» **DESCRIPTION OF THE TASK**
Count every line below that contains "NACE", then state the total with no other output.

** Begin THE DATA **

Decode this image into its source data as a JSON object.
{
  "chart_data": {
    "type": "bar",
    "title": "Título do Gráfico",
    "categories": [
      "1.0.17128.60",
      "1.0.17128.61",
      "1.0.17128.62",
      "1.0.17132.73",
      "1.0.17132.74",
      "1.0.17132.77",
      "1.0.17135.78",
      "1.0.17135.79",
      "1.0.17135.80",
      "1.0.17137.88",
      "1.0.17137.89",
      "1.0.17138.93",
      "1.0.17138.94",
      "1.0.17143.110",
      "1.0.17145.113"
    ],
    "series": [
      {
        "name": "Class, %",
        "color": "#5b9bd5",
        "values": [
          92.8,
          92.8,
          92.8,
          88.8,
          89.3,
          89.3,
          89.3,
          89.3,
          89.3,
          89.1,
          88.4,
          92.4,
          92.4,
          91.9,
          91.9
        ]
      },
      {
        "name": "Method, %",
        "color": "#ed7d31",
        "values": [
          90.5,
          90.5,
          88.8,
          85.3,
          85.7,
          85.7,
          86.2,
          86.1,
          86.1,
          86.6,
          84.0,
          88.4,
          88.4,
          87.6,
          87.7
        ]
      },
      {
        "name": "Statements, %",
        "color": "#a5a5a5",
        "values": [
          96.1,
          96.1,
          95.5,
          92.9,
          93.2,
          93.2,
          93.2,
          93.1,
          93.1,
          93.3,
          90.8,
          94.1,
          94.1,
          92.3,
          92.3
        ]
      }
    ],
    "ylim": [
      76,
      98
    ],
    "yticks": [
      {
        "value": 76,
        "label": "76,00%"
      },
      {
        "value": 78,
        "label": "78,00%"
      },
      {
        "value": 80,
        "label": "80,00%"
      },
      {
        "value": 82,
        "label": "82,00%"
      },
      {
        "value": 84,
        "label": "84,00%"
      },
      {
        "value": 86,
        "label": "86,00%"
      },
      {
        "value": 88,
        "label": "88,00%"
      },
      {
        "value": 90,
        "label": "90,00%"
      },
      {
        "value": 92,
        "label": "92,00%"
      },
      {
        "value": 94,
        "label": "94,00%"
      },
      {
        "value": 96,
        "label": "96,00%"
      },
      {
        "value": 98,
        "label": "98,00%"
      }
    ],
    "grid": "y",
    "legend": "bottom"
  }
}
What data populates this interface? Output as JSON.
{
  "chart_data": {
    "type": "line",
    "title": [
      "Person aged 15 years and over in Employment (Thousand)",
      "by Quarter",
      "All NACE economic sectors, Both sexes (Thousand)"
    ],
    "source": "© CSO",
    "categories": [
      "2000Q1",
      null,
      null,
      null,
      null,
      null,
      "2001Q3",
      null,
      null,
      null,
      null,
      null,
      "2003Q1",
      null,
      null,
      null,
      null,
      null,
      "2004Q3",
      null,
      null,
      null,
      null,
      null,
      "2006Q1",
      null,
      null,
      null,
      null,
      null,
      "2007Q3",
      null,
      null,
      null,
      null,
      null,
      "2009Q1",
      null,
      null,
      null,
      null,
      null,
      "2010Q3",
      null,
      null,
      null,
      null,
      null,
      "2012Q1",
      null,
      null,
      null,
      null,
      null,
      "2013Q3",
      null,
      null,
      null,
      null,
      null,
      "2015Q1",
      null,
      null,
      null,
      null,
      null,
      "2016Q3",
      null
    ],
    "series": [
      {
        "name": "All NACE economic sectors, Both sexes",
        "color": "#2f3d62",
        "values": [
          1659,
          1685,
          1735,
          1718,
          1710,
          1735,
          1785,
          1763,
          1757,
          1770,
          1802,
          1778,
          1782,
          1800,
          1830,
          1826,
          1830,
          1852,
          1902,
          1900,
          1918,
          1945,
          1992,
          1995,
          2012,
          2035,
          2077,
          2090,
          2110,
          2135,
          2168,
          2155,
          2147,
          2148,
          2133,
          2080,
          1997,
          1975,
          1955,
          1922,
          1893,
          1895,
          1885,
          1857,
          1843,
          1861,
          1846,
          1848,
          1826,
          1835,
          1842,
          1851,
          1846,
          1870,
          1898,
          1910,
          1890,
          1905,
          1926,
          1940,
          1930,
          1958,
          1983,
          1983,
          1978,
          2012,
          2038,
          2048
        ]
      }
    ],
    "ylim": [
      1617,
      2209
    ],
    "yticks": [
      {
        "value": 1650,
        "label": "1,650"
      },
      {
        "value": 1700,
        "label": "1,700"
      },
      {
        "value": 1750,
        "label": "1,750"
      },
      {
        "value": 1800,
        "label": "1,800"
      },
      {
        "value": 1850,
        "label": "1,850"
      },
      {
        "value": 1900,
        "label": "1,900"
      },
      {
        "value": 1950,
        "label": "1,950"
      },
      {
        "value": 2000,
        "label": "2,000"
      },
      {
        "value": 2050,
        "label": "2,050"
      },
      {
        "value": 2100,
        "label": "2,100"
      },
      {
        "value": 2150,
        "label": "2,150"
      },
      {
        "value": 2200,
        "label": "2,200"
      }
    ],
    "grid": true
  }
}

** End THE DATA **

» **RESPONSE**
2